-- Exercise goal --
Extract and list every line that contains the word "which".

-- Supplied data --
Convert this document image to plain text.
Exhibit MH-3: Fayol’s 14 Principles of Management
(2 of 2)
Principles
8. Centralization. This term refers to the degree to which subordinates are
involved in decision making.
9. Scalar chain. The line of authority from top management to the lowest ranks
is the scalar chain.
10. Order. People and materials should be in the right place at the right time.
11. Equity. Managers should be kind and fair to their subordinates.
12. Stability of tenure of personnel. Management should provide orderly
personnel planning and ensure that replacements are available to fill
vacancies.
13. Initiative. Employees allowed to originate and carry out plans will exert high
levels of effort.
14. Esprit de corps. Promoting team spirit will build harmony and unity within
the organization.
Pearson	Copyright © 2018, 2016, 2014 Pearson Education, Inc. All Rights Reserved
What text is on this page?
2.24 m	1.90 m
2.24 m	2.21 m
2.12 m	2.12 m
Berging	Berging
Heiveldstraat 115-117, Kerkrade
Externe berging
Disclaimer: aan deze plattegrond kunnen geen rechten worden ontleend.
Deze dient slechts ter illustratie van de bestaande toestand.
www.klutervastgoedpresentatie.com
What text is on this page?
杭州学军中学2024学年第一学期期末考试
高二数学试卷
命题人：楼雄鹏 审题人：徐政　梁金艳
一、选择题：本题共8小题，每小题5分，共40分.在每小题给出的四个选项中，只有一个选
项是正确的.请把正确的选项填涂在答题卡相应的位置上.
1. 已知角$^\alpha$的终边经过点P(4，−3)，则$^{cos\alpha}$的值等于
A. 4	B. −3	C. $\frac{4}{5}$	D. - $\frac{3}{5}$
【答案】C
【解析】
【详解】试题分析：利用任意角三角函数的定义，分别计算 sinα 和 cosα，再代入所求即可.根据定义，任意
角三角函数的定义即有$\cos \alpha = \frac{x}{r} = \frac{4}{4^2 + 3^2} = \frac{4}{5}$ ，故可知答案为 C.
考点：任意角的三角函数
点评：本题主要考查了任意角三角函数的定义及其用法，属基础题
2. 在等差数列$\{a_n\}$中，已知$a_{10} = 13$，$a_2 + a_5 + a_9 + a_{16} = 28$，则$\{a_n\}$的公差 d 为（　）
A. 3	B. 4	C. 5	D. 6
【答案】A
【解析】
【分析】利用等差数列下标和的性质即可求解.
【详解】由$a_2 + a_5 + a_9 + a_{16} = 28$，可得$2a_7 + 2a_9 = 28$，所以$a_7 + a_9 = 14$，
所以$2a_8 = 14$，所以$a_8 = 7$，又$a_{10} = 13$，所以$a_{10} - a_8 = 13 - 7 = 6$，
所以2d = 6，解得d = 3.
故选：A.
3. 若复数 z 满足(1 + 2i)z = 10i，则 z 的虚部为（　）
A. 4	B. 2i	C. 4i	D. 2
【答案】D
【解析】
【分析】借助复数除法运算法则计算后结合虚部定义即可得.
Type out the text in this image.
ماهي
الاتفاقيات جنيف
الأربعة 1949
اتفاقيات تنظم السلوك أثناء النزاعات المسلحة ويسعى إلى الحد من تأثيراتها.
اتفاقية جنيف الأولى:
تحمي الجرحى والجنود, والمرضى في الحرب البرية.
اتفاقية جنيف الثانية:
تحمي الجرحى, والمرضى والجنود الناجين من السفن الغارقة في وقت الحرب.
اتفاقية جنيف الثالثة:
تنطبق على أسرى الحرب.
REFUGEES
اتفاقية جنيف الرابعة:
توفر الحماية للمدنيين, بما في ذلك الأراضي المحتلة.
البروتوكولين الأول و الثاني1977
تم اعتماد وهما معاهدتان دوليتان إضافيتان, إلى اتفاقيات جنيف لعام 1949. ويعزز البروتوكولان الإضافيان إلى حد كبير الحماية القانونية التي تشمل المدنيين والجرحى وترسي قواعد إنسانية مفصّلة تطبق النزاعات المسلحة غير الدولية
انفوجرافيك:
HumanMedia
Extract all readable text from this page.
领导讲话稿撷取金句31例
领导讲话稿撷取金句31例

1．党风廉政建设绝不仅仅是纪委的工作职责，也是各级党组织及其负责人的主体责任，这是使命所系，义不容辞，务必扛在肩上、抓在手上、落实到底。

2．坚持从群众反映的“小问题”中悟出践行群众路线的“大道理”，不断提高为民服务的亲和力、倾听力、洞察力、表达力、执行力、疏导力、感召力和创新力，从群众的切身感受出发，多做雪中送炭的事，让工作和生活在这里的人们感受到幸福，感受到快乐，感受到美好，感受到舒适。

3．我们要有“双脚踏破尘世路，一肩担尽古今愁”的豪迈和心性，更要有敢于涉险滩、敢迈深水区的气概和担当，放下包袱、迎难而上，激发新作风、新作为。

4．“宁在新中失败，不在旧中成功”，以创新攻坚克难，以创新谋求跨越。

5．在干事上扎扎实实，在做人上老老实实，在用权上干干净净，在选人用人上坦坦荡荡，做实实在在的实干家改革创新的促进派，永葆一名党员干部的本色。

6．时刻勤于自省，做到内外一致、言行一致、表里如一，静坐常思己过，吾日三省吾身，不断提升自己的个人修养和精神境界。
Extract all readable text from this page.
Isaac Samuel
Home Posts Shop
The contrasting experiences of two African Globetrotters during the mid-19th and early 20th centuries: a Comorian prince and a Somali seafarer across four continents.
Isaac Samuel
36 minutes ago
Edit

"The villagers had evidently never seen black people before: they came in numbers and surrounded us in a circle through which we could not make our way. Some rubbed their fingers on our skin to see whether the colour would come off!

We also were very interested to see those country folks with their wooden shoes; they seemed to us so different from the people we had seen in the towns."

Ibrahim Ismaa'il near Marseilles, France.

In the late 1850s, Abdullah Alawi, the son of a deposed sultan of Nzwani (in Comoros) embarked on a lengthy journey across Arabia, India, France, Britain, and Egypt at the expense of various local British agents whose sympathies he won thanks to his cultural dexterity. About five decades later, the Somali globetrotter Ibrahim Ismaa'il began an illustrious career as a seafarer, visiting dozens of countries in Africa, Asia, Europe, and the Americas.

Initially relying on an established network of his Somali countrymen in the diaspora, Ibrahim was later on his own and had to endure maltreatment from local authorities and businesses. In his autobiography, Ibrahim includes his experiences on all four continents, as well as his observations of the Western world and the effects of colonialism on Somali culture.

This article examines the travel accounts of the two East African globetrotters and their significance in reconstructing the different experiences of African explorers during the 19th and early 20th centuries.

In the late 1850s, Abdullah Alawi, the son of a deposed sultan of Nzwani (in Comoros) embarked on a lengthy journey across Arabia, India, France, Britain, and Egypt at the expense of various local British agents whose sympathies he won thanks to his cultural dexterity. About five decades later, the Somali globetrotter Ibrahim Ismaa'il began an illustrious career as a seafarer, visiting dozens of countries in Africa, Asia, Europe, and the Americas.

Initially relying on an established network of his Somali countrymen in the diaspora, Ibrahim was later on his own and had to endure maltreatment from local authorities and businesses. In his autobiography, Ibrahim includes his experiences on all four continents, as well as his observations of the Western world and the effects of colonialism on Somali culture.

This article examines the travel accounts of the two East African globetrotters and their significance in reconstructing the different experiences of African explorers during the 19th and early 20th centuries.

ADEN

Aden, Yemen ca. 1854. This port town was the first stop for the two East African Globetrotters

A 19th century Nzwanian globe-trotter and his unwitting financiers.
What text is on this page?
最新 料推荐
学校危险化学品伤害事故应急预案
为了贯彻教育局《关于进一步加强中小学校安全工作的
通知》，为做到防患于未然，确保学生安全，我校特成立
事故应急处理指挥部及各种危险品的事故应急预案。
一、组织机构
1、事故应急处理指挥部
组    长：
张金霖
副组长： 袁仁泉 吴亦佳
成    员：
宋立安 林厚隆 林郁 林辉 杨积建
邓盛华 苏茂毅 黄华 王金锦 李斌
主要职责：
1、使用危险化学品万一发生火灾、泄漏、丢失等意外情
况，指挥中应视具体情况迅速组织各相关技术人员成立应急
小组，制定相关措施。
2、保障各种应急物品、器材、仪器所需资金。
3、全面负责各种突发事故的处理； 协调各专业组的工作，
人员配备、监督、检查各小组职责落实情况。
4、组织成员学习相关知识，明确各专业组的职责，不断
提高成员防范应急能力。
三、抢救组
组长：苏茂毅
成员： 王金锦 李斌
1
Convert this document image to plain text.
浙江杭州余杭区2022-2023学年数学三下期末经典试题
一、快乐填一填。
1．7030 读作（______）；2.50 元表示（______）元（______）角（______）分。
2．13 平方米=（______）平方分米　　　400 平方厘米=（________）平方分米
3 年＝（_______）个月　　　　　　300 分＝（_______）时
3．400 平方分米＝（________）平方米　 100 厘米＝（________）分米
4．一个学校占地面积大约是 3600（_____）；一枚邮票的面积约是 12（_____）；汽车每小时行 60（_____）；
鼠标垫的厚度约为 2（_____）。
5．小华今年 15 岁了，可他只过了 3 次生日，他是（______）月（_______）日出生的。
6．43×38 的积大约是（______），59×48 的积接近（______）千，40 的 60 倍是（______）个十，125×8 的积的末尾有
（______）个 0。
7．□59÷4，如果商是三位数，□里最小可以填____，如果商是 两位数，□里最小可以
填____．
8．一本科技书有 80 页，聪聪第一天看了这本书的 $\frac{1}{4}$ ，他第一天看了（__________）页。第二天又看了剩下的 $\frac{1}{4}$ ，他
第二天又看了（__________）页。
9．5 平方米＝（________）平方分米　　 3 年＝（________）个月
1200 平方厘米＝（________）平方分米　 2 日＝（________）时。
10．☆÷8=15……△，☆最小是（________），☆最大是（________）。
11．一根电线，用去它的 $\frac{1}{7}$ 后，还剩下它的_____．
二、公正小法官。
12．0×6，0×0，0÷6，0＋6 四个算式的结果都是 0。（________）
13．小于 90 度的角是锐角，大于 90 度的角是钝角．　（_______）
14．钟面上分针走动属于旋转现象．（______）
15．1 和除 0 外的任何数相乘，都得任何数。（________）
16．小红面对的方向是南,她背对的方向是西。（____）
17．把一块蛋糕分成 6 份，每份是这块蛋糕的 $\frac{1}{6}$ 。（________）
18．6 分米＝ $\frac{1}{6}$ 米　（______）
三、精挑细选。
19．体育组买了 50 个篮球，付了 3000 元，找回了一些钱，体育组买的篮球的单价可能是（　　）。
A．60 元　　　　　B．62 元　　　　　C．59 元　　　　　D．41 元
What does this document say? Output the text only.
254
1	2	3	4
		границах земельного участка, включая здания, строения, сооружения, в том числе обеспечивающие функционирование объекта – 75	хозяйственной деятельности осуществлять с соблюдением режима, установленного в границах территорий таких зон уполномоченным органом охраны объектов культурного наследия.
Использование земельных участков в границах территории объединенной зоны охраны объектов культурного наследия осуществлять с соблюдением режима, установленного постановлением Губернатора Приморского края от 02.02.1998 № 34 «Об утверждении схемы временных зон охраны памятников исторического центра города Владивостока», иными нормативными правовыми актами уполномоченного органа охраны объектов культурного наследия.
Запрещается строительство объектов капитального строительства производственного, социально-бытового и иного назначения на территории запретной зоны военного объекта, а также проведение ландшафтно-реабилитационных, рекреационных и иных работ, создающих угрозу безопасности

-- Exercise output --
8. Centralization. This term refers to the degree to which subordinates are
"The villagers had evidently never seen black people before: they came in numbers and surrounded us in a circle through which we could not make our way. Some rubbed their fingers on our skin to see whether the colour would come off!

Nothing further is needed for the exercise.